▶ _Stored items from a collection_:
= = = =

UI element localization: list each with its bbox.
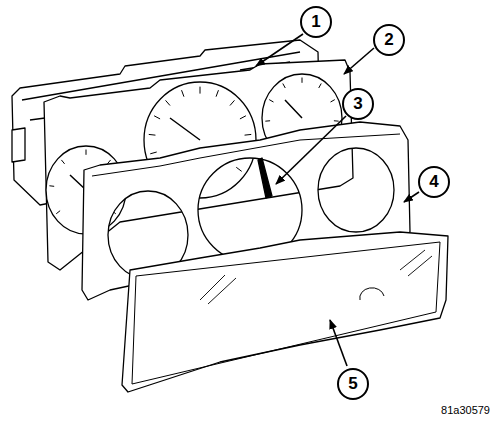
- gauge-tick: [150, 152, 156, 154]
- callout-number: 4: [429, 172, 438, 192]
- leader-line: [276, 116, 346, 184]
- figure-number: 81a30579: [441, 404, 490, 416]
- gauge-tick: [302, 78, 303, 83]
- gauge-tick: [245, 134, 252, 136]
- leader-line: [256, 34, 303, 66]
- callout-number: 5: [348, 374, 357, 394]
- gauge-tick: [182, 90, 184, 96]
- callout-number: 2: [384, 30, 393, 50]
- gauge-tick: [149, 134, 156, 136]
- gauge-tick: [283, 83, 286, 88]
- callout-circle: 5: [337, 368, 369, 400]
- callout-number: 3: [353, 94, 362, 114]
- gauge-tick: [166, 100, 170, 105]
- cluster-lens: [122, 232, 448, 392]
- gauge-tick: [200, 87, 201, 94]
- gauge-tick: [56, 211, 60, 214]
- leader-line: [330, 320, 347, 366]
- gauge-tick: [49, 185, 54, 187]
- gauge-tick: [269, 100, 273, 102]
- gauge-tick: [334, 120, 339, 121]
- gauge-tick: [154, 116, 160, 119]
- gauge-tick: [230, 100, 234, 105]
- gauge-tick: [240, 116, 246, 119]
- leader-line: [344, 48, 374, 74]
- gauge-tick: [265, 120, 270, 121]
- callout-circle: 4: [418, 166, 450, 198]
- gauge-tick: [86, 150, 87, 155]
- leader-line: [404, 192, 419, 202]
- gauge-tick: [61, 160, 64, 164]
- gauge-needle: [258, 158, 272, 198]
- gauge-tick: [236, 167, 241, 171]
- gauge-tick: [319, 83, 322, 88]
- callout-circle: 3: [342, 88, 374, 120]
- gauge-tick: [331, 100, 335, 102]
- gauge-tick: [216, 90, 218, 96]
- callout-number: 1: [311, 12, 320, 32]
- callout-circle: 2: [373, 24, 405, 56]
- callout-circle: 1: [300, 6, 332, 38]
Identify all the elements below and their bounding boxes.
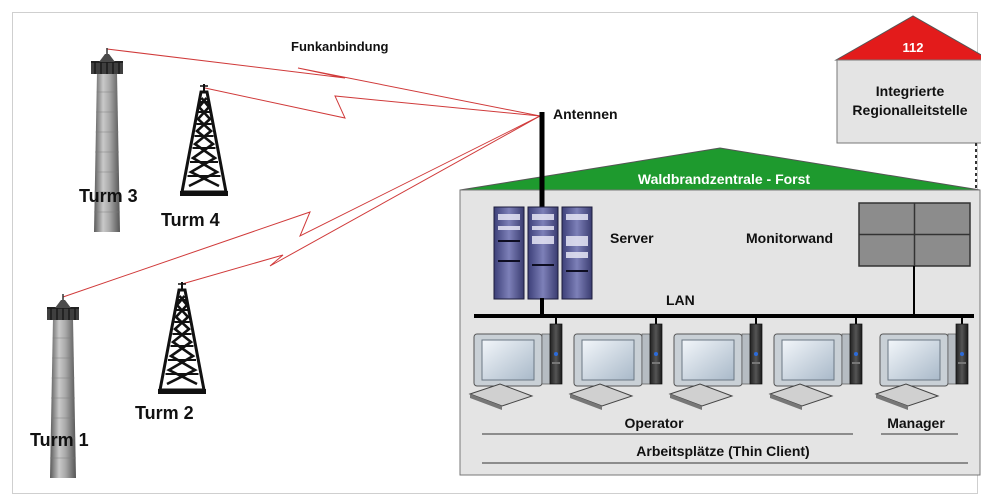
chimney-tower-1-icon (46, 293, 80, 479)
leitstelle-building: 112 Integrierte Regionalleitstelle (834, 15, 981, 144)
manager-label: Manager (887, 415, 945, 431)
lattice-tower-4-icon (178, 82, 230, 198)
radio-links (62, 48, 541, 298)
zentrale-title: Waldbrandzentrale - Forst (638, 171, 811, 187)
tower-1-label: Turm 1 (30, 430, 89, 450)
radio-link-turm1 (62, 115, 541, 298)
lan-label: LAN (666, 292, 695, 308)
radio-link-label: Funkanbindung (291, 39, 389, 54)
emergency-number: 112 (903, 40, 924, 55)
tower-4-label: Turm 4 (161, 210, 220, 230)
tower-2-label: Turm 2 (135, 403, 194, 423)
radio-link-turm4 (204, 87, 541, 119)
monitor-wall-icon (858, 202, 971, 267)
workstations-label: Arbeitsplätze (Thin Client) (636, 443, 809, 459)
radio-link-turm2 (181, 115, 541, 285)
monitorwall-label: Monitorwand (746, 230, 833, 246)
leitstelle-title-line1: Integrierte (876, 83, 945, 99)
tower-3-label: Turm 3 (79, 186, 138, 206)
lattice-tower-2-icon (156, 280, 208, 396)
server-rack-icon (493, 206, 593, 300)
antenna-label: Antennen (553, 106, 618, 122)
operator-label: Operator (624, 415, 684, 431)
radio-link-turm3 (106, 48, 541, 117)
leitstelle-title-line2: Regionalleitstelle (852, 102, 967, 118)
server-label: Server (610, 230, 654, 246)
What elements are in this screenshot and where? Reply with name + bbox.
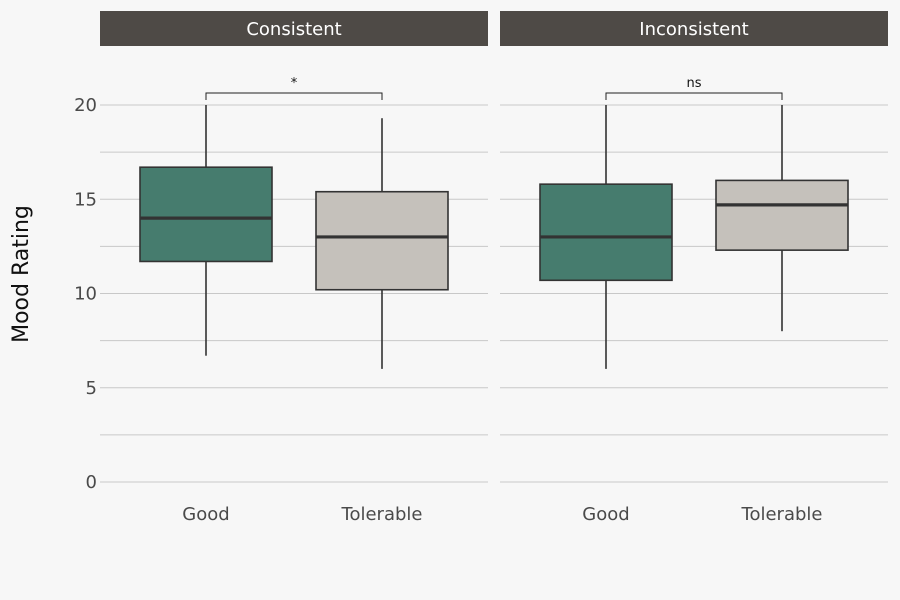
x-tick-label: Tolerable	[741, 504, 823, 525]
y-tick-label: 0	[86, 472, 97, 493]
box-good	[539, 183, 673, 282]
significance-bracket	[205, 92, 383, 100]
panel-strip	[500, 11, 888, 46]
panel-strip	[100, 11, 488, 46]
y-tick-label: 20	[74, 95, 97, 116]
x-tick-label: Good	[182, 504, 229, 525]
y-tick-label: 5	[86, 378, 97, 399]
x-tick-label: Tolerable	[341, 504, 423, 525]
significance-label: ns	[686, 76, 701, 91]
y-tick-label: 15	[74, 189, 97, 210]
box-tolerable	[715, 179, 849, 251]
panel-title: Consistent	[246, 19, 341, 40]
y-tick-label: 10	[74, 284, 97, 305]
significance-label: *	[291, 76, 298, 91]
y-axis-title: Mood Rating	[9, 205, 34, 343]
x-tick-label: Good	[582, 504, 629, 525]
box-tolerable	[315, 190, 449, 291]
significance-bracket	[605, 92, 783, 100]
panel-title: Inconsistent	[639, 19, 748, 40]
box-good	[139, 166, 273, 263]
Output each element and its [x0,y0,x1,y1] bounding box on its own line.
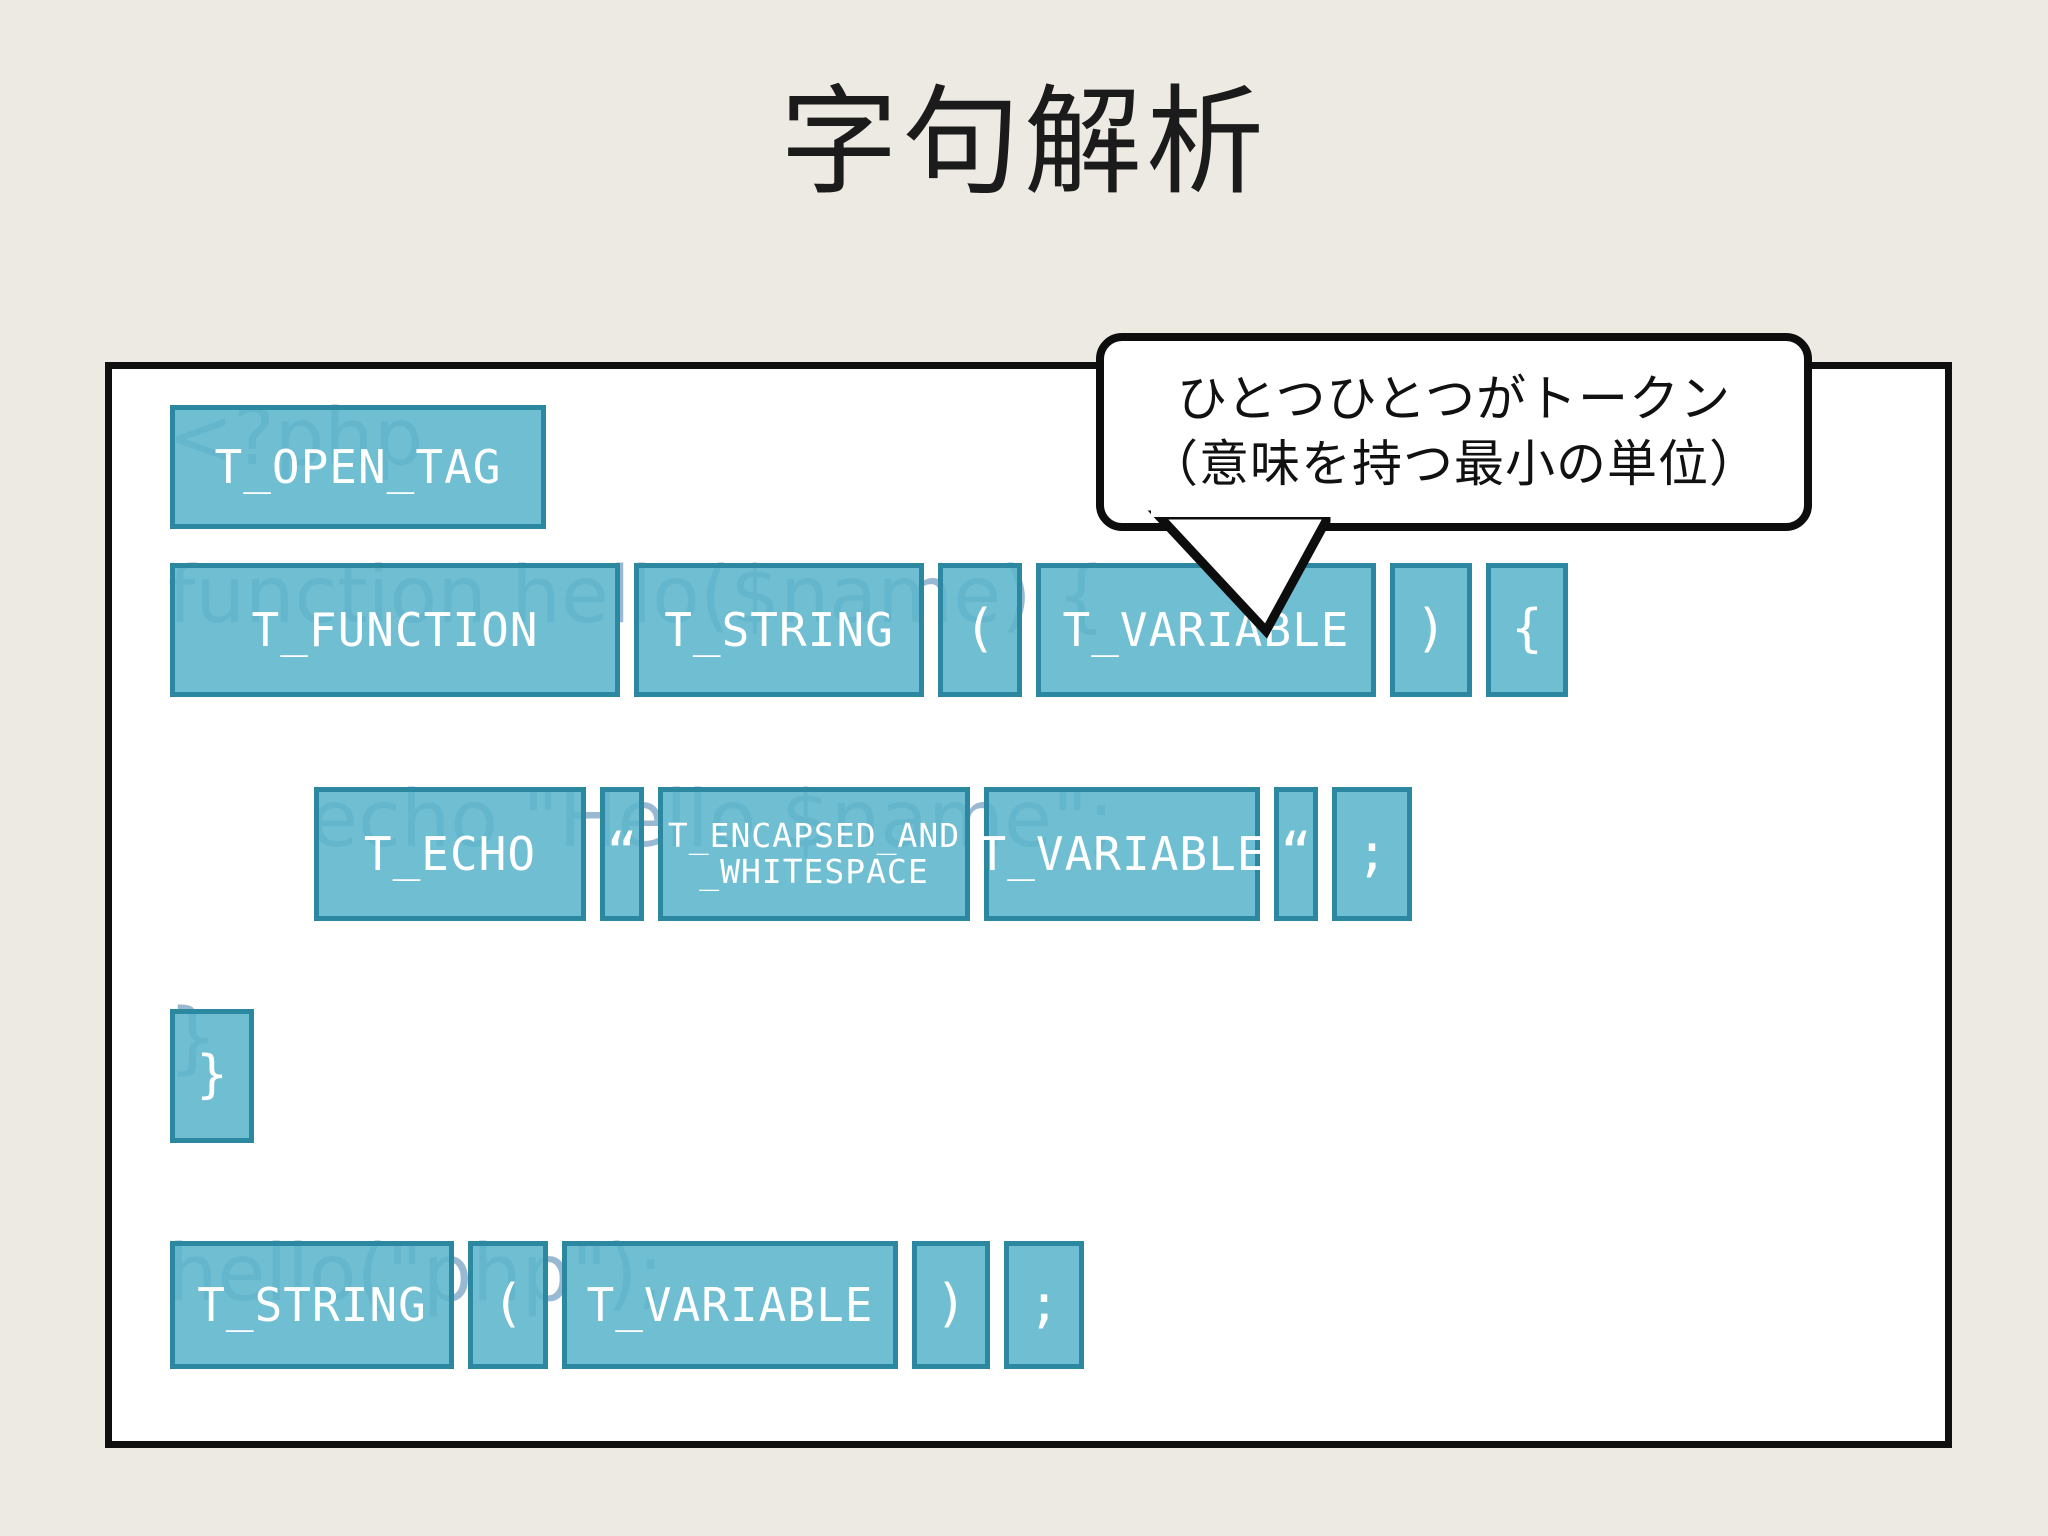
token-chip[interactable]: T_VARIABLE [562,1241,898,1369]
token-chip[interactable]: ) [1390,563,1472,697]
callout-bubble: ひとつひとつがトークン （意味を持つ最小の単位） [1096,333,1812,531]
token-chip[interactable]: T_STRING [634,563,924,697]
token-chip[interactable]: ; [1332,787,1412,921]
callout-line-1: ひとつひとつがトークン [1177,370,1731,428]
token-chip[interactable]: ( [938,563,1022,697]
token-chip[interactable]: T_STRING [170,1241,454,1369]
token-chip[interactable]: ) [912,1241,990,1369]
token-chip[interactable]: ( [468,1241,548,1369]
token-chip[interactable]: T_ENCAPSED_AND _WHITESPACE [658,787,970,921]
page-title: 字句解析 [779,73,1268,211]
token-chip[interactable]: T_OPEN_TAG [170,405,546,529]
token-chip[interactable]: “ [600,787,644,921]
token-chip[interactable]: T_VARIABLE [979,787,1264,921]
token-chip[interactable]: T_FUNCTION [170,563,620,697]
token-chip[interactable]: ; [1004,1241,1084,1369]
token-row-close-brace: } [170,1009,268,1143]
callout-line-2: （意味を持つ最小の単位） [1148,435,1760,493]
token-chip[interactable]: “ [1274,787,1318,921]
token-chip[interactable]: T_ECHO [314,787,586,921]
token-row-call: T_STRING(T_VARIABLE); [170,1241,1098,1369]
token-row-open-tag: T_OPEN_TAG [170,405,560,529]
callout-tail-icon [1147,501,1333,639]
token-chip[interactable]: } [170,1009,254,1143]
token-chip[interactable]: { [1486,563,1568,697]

= = = =

▶ _Written instruction_: Please copy verbatim the lines of the listing, beginning at the line that contains "504, 823, 525]" and stopping after the line that contains "Output each element", with both of those lines included.

▶ _Problem solution_:
x-tick-label: Tolerable	[741, 504, 823, 525]
y-tick-label: 0	[86, 472, 97, 493]
box-good	[539, 183, 673, 282]
significance-bracket	[205, 92, 383, 100]
panel-strip	[500, 11, 888, 46]
panel-strip	[100, 11, 488, 46]
y-tick-label: 20	[74, 95, 97, 116]
x-tick-label: Good	[182, 504, 229, 525]
y-tick-label: 5	[86, 378, 97, 399]
x-tick-label: Tolerable	[341, 504, 423, 525]
significance-label: ns	[686, 76, 701, 91]
y-tick-label: 15	[74, 189, 97, 210]
box-tolerable	[715, 179, 849, 251]
panel-title: Consistent	[246, 19, 341, 40]
y-tick-label: 10	[74, 284, 97, 305]
significance-label: *	[291, 76, 298, 91]
y-axis-title: Mood Rating	[9, 205, 34, 343]
x-tick-label: Good	[582, 504, 629, 525]
box-tolerable	[315, 190, 449, 291]
significance-bracket	[605, 92, 783, 100]
panel-title: Inconsistent	[639, 19, 748, 40]
box-good	[139, 166, 273, 263]
Output each element and its [x0,y0,x1,y1] bounding box on its own line.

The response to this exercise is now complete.